Six listed African power generation companies (gencos), covering 8,543 MW of installed capacity across five countries, reported Net Plant Load Factor (PLF), defined as energy sold over maximum possible output, between 33.7% and 80.3% at their latest fiscal year (FY). The cohort mean is 60.4%. Only Morocco’s TAQA Morocco (80.3%) clears the 80% investment-grade threshold. Nigeria-based Geregu Power sits just below at 77.2%. The other four (Mozambique’s HCB, Nigeria’s Transcorp Power, Kenya’s KenGen, and Uganda’s UEGCL) run between 33.7% and 67.8%.
Split PLF into its two drivers, and the spread tells a different story. PLF is Availability multiplied by Dispatch: the share of hours the plant was ready to run, times the share of that available capacity the grid bought. Five of the six gencos hold availability above 90%; utilisation collapses on dispatch, falling to 56% for Nigeria-based Transcorp Power, 54% for Kenya’s KenGen, and 34% for Uganda’s UEGCL. The plants are ready. The buyer is not.
For capital allocators, this reframes the underwriting question. Capacity expansion does not fix what the grid will not take. The screen is the dispatch counterparty (whether it can pay, and whether it has the transmission to evacuate the energy), not the asset. It is the same dynamic as our Independent Power Producer (IPP) Arrears reading, seen from the Genco’s side of the meter: where the utility cannot pay, it does not dispatch.
Executive Summary
- 47-point spread, one investment-grade Genco. Across FY2024–FY2025 latest reports, Net PLF ranges from 33.7% (UEGCL) to 80.3% (TAQA Morocco). Only one Genco breaches the 80% utilisation threshold; one more (Geregu, 77.2%) sits within striking distance. The other four sell between 34% and 68% of their installed potential; UEGCL alone runs below half. A 47-point spread is wider than asset-quality differences can plausibly explain.
- Five of six are dispatch-bound: the plant is ready, the buyer is not. Availability sits above 90% for UEGCL (97.7%), KenGen (96.2%), TAQA Morocco (93.0%), Transcorp (92.3%), and HCB (91.1%). Plant Load Factor collapses because dispatch (energy sold per MW-hour the plant was available) falls to 34.5% (UEGCL), 53.7% (KenGen), 56.2% (Transcorp), 74.4% (HCB), 86.3% (TAQA). The cohort is constrained by what the grid takes, not by what the plant offers.

[Items listed in a dataset]
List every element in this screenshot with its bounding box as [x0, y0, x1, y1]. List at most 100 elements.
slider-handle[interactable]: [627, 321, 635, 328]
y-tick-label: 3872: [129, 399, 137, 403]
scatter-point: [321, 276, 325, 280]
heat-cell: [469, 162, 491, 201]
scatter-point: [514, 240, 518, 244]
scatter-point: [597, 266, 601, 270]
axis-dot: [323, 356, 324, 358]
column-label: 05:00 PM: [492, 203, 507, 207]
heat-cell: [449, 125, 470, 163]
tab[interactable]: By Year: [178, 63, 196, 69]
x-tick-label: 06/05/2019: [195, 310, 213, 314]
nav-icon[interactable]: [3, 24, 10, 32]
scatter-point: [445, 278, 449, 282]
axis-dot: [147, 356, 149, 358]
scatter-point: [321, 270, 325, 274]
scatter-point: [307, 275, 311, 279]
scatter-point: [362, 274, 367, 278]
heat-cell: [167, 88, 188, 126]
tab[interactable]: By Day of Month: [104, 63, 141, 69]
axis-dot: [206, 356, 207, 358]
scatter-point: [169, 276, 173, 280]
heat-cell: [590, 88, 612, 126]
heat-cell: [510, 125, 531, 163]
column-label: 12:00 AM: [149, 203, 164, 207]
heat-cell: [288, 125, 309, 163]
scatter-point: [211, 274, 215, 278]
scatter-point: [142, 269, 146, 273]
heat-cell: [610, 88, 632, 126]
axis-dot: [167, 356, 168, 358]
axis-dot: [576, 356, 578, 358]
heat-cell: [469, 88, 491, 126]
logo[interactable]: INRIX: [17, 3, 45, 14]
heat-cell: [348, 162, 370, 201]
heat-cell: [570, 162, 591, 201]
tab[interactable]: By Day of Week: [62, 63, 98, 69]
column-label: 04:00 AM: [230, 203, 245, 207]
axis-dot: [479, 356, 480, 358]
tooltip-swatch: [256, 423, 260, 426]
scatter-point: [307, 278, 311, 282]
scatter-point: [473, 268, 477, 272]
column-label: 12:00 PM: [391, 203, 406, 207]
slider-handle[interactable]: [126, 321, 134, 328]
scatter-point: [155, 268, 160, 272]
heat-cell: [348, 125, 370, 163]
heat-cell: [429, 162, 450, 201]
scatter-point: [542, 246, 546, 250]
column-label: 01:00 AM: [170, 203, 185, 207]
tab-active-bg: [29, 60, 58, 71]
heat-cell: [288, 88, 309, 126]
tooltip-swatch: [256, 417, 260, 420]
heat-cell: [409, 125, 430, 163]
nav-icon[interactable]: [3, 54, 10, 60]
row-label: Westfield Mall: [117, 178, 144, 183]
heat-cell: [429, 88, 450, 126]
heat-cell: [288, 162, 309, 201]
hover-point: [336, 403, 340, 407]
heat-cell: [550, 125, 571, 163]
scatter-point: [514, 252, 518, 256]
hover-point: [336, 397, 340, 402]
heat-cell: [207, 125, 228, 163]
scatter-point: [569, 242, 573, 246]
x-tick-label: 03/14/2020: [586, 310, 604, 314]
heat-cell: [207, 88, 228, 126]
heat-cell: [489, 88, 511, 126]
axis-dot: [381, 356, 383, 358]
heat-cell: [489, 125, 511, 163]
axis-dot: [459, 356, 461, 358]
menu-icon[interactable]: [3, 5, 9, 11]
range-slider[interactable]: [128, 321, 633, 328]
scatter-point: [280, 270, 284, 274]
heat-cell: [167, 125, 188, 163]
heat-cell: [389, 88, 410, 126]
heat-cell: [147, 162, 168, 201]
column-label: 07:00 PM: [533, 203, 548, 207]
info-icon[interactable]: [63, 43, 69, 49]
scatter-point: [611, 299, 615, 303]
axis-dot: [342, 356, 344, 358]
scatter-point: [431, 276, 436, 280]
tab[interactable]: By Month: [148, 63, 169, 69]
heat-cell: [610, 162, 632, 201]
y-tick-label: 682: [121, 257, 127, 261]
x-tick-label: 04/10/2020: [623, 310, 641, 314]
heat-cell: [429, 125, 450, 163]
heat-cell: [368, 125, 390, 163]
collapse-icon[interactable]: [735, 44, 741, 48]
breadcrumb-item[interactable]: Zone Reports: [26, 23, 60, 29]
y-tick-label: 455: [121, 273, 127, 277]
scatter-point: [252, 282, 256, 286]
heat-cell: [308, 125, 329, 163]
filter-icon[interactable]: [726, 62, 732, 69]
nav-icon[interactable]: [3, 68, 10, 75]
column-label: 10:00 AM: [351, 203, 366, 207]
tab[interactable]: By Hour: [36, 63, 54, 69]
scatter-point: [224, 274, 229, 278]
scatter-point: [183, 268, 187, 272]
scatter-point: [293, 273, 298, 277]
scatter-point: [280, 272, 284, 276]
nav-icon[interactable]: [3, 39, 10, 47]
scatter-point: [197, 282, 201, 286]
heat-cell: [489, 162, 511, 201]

[Exercise directions]
From the text on African power generation companies, reproduce the portion beginning at the words "Six listed African" and ending after the words "33.7% and 67.8%.", replacing "cohort" with "group".

[Answer to the task]
Six listed African power generation companies (gencos), covering 8,543 MW of installed capacity across five countries, reported Net Plant Load Factor (PLF), defined as energy sold over maximum possible output, between 33.7% and 80.3% at their latest fiscal year (FY). The group mean is 60.4%. Only Morocco’s TAQA Morocco (80.3%) clears the 80% investment-grade threshold. Nigeria-based Geregu Power sits just below at 77.2%. The other four (Mozambique’s HCB, Nigeria’s Transcorp Power, Kenya’s KenGen, and Uganda’s UEGCL) run between 33.7% and 67.8%.